Data entries »
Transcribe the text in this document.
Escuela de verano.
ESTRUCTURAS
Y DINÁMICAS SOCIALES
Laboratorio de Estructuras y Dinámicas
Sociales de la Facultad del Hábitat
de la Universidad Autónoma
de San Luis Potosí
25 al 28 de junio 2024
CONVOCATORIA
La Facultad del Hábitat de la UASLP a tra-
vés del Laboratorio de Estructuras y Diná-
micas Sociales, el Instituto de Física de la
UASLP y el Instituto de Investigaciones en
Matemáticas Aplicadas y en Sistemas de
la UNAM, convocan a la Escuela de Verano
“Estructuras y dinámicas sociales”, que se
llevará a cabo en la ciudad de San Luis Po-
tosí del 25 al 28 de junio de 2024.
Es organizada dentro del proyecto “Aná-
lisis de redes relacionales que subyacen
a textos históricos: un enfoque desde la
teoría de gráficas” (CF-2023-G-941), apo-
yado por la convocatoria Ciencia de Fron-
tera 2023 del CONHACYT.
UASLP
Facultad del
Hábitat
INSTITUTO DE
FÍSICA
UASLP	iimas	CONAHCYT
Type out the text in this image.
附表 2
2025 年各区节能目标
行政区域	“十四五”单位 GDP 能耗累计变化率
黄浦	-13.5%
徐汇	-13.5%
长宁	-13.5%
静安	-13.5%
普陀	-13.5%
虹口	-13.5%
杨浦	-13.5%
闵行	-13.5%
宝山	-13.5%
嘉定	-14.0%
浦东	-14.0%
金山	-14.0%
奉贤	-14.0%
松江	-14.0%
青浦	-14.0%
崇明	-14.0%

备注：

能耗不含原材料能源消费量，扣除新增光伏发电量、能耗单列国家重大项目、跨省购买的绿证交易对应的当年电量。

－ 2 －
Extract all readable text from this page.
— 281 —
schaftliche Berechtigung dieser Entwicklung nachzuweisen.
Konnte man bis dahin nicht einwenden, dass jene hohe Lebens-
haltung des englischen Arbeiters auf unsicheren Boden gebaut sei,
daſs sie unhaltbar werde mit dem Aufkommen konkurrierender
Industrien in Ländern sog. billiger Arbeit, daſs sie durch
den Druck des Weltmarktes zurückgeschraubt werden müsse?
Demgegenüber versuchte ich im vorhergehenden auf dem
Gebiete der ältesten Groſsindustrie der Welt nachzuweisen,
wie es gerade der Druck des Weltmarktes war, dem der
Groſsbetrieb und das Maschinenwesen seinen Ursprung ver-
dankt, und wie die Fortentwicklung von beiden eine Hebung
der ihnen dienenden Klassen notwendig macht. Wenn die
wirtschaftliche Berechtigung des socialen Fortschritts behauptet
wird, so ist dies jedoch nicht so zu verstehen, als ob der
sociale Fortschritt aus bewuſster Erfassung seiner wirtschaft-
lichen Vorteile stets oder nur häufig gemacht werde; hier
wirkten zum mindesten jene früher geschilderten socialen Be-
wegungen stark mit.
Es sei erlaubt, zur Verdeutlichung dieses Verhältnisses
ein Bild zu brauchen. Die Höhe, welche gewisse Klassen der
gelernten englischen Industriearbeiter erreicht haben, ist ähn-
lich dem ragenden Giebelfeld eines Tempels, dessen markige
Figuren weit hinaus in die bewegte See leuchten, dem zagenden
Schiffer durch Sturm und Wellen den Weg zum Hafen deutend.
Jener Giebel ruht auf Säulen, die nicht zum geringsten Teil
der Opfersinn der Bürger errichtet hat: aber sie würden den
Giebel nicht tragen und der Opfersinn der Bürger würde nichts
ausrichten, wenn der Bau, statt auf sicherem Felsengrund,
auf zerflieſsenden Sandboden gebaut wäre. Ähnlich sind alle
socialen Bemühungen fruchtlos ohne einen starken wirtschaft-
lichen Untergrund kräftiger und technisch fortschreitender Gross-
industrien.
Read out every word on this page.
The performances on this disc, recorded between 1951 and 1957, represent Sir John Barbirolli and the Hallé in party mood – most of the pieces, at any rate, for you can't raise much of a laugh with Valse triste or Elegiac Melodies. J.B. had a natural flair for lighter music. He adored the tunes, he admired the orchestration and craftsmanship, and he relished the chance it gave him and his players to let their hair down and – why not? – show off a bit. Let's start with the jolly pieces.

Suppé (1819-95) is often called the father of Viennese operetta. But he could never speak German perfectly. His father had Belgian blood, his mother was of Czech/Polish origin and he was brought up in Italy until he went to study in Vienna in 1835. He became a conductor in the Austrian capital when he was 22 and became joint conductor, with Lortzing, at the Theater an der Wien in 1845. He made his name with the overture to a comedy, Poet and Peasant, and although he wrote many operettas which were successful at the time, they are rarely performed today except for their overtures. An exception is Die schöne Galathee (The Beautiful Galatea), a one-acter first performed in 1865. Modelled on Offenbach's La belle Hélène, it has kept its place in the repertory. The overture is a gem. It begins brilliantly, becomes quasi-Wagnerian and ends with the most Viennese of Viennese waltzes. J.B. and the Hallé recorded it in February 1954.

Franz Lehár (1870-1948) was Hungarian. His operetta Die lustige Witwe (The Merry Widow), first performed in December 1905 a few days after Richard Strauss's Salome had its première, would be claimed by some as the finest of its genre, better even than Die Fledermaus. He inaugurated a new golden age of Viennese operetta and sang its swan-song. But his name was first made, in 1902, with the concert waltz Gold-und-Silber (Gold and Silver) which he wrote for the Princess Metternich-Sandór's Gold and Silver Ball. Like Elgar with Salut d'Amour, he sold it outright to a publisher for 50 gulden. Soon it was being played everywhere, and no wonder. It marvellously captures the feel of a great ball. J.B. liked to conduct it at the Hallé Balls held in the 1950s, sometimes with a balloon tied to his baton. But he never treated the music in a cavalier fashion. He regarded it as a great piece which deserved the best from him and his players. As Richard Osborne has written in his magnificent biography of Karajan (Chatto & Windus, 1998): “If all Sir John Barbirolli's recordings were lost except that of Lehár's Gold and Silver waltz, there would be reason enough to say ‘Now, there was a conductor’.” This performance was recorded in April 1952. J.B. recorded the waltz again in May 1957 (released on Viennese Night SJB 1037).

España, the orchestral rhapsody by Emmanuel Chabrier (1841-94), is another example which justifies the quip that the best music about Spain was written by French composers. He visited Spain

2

Task prompt » Lines from the records above that hold "lichen" are the ones to list.

Reply to the task »
lichen Vorteile stets oder nur häufig gemacht werde; hier
lichen Untergrund kräftiger und technisch fortschreitender Gross-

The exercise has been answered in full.